● DO THIS:
Your answer should be only a number: how many lines include the word "JSON".

* begin DATA FOR PROCESSING *

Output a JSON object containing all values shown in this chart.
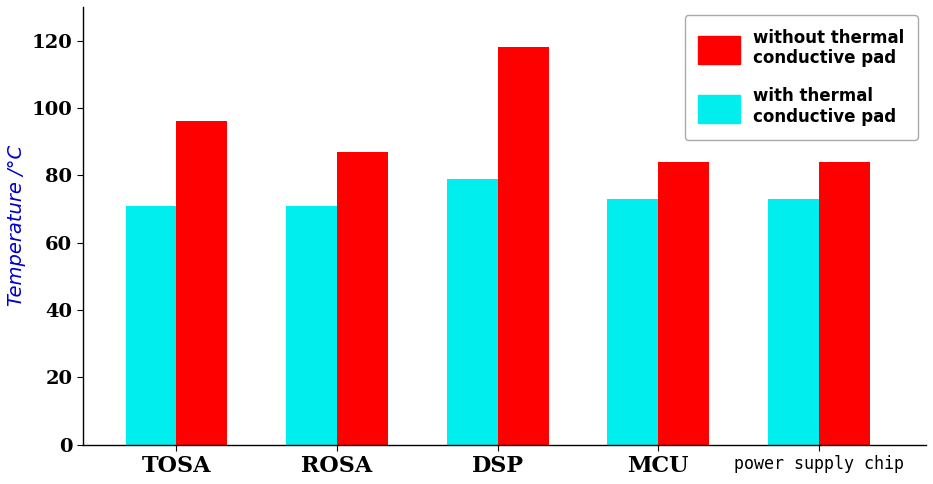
{
  "categories": [
    "TOSA",
    "ROSA",
    "DSP",
    "MCU",
    "power supply chip"
  ],
  "without_pad": [
    96,
    87,
    118,
    84,
    84
  ],
  "with_pad": [
    71,
    71,
    79,
    73,
    73
  ],
  "color_without": "#ff0000",
  "color_with": "#00eeee",
  "ylabel": "Temperature /°C",
  "ylim": [
    0,
    130
  ],
  "yticks": [
    0,
    20,
    40,
    60,
    80,
    100,
    120
  ],
  "legend_without_line1": "without thermal",
  "legend_without_line2": "conductive pad",
  "legend_with_line1": "with thermal",
  "legend_with_line2": "conductive pad",
  "bar_width": 0.38,
  "background_color": "#ffffff",
  "ylabel_color": "#0000cc",
  "tick_color": "#000000",
  "spine_color": "#000000",
  "label_fontsize": 14,
  "tick_fontsize": 13,
  "legend_fontsize": 12,
  "categories_serif": [
    "TOSA",
    "ROSA",
    "DSP",
    "MCU"
  ],
  "last_category": "power supply chip"
}
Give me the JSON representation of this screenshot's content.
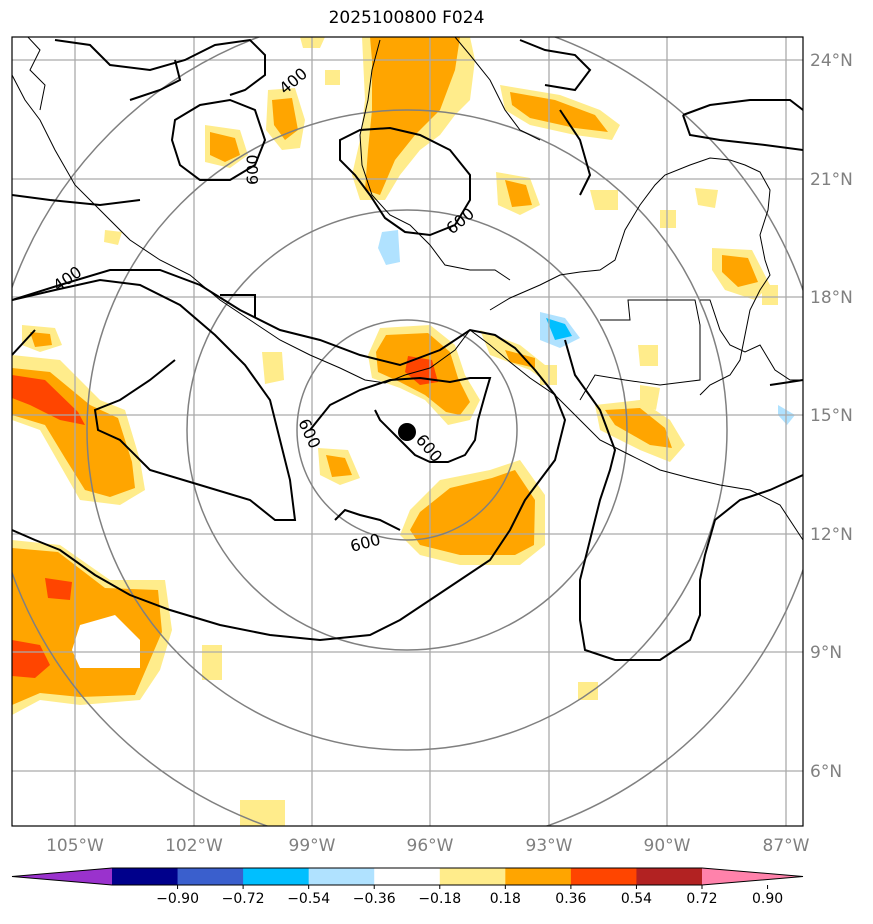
{
  "title": "2025100800 F024",
  "lat_labels": [
    "24°N",
    "21°N",
    "18°N",
    "15°N",
    "12°N",
    "9°N",
    "6°N"
  ],
  "lon_labels": [
    "105°W",
    "102°W",
    "99°W",
    "96°W",
    "93°W",
    "90°W",
    "87°W"
  ],
  "contour_labels": [
    "400",
    "600",
    "600",
    "400",
    "600",
    "600",
    "600"
  ],
  "colorbar": {
    "colors": [
      "#9a32cd",
      "#00008b",
      "#3a5fcd",
      "#00bfff",
      "#b0e2ff",
      "#ffffff",
      "#ffec8b",
      "#ffa500",
      "#ff4500",
      "#b22222",
      "#ff82ab"
    ],
    "tick_labels": [
      "−0.90",
      "−0.72",
      "−0.54",
      "−0.36",
      "−0.18",
      "0.18",
      "0.36",
      "0.54",
      "0.72",
      "0.90"
    ]
  },
  "storm_center": {
    "lat": 14.6,
    "lon": -96.6
  },
  "range_rings": "concentric"
}
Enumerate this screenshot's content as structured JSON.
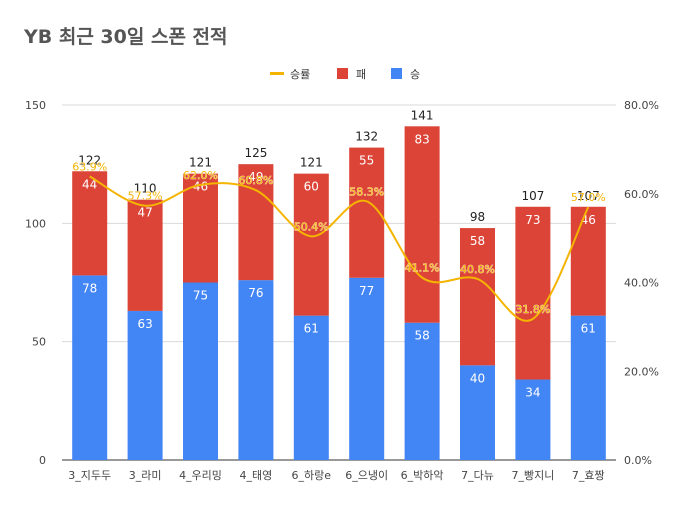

* end DATA FOR PROCESSING *

● OUTPUT FOR THIS TASK:
3